(Figure collection entries)
########################################
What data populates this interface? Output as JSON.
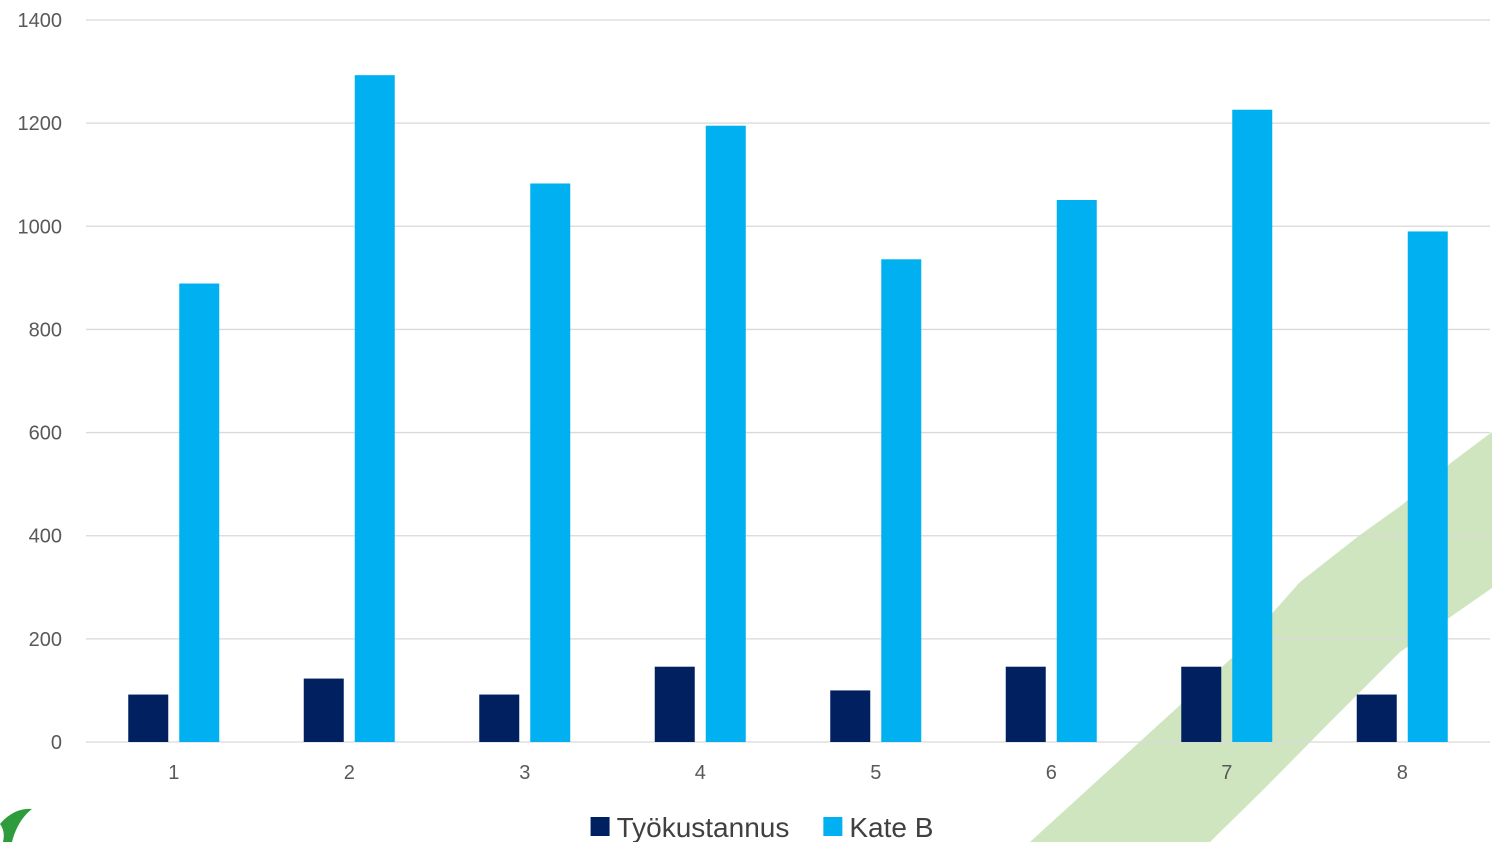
{
  "colors": {
    "background": "#ffffff",
    "gridline": "#d9d9d9",
    "tick_text": "#595959",
    "legend_text": "#404040",
    "decor_green": "#c6e0b4",
    "decor_green_dark": "#2e9b3c"
  },
  "decor": {
    "right_swoosh": "green-leaf-swoosh",
    "left_corner_logo": "green-logo-fragment"
  },
  "chart_data": {
    "type": "bar",
    "title": "",
    "xlabel": "",
    "ylabel": "",
    "categories": [
      "1",
      "2",
      "3",
      "4",
      "5",
      "6",
      "7",
      "8"
    ],
    "y_ticks": [
      "0",
      "200",
      "400",
      "600",
      "800",
      "1000",
      "1200",
      "1400"
    ],
    "ylim": [
      0,
      1400
    ],
    "grid": true,
    "legend_position": "bottom",
    "series": [
      {
        "name": "Työkustannus",
        "color": "#002060",
        "values": [
          92,
          123,
          92,
          146,
          100,
          146,
          146,
          92
        ]
      },
      {
        "name": "Kate B",
        "color": "#00b0f0",
        "values": [
          889,
          1293,
          1083,
          1195,
          936,
          1051,
          1226,
          990
        ]
      }
    ]
  }
}
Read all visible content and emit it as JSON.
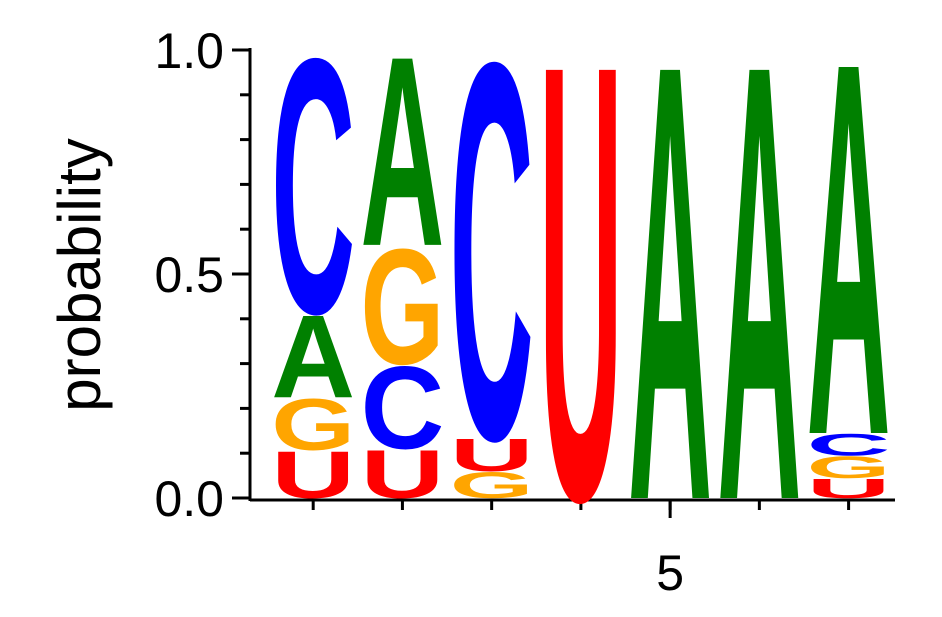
{
  "chart_data": {
    "type": "sequence_logo",
    "y_label": "probability",
    "x": [
      1,
      2,
      3,
      4,
      5,
      6,
      7
    ],
    "positions": [
      {
        "letters": [
          {
            "letter": "U",
            "value": 0.107
          },
          {
            "letter": "G",
            "value": 0.118
          },
          {
            "letter": "A",
            "value": 0.19
          },
          {
            "letter": "C",
            "value": 0.585
          }
        ]
      },
      {
        "letters": [
          {
            "letter": "U",
            "value": 0.11
          },
          {
            "letter": "C",
            "value": 0.19
          },
          {
            "letter": "G",
            "value": 0.265
          },
          {
            "letter": "A",
            "value": 0.435
          }
        ]
      },
      {
        "letters": [
          {
            "letter": "G",
            "value": 0.06
          },
          {
            "letter": "U",
            "value": 0.075
          },
          {
            "letter": "C",
            "value": 0.865
          }
        ]
      },
      {
        "letters": [
          {
            "letter": "U",
            "value": 1.0
          }
        ]
      },
      {
        "letters": [
          {
            "letter": "A",
            "value": 1.0
          }
        ]
      },
      {
        "letters": [
          {
            "letter": "A",
            "value": 1.0
          }
        ]
      },
      {
        "letters": [
          {
            "letter": "U",
            "value": 0.045
          },
          {
            "letter": "G",
            "value": 0.05
          },
          {
            "letter": "C",
            "value": 0.05
          },
          {
            "letter": "A",
            "value": 0.855
          }
        ]
      }
    ],
    "colors": {
      "A": "#008000",
      "C": "#0000ff",
      "G": "#ffa500",
      "U": "#ff0000"
    },
    "xlim": [
      0.46,
      7.52
    ],
    "xticks": [
      5
    ],
    "ylim": [
      0,
      1
    ],
    "yticks": [
      {
        "value": 0,
        "label": "0.0"
      },
      {
        "value": 0.5,
        "label": "0.5"
      },
      {
        "value": 1,
        "label": "1.0"
      }
    ],
    "yminorticks": [
      0.1,
      0.2,
      0.3,
      0.4,
      0.6,
      0.7,
      0.8,
      0.9
    ]
  }
}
########################################
WHAT YOU WILL DO: Go back to the records above and write them out exactly, without the pictures.

RESPONSE TO THIS EXERCISE:
What data populates this interface? Output as JSON.
{
  "colors": {
    "background": "#ffffff",
    "gridline": "#d9d9d9",
    "tick_text": "#595959",
    "legend_text": "#404040",
    "decor_green": "#c6e0b4",
    "decor_green_dark": "#2e9b3c"
  },
  "decor": {
    "right_swoosh": "green-leaf-swoosh",
    "left_corner_logo": "green-logo-fragment"
  },
  "chart_data": {
    "type": "bar",
    "title": "",
    "xlabel": "",
    "ylabel": "",
    "categories": [
      "1",
      "2",
      "3",
      "4",
      "5",
      "6",
      "7",
      "8"
    ],
    "y_ticks": [
      "0",
      "200",
      "400",
      "600",
      "800",
      "1000",
      "1200",
      "1400"
    ],
    "ylim": [
      0,
      1400
    ],
    "grid": true,
    "legend_position": "bottom",
    "series": [
      {
        "name": "Työkustannus",
        "color": "#002060",
        "values": [
          92,
          123,
          92,
          146,
          100,
          146,
          146,
          92
        ]
      },
      {
        "name": "Kate B",
        "color": "#00b0f0",
        "values": [
          889,
          1293,
          1083,
          1195,
          936,
          1051,
          1226,
          990
        ]
      }
    ]
  }
}
Read all visible content and emit it as JSON.
{
  "chart_data": {
    "type": "sequence_logo",
    "y_label": "probability",
    "x": [
      1,
      2,
      3,
      4,
      5,
      6,
      7
    ],
    "positions": [
      {
        "letters": [
          {
            "letter": "U",
            "value": 0.107
          },
          {
            "letter": "G",
            "value": 0.118
          },
          {
            "letter": "A",
            "value": 0.19
          },
          {
            "letter": "C",
            "value": 0.585
          }
        ]
      },
      {
        "letters": [
          {
            "letter": "U",
            "value": 0.11
          },
          {
            "letter": "C",
            "value": 0.19
          },
          {
            "letter": "G",
            "value": 0.265
          },
          {
            "letter": "A",
            "value": 0.435
          }
        ]
      },
      {
        "letters": [
          {
            "letter": "G",
            "value": 0.06
          },
          {
            "letter": "U",
            "value": 0.075
          },
          {
            "letter": "C",
            "value": 0.865
          }
        ]
      },
      {
        "letters": [
          {
            "letter": "U",
            "value": 1.0
          }
        ]
      },
      {
        "letters": [
          {
            "letter": "A",
            "value": 1.0
          }
        ]
      },
      {
        "letters": [
          {
            "letter": "A",
            "value": 1.0
          }
        ]
      },
      {
        "letters": [
          {
            "letter": "U",
            "value": 0.045
          },
          {
            "letter": "G",
            "value": 0.05
          },
          {
            "letter": "C",
            "value": 0.05
          },
          {
            "letter": "A",
            "value": 0.855
          }
        ]
      }
    ],
    "colors": {
      "A": "#008000",
      "C": "#0000ff",
      "G": "#ffa500",
      "U": "#ff0000"
    },
    "xlim": [
      0.46,
      7.52
    ],
    "xticks": [
      5
    ],
    "ylim": [
      0,
      1
    ],
    "yticks": [
      {
        "value": 0,
        "label": "0.0"
      },
      {
        "value": 0.5,
        "label": "0.5"
      },
      {
        "value": 1,
        "label": "1.0"
      }
    ],
    "yminorticks": [
      0.1,
      0.2,
      0.3,
      0.4,
      0.6,
      0.7,
      0.8,
      0.9
    ]
  }
}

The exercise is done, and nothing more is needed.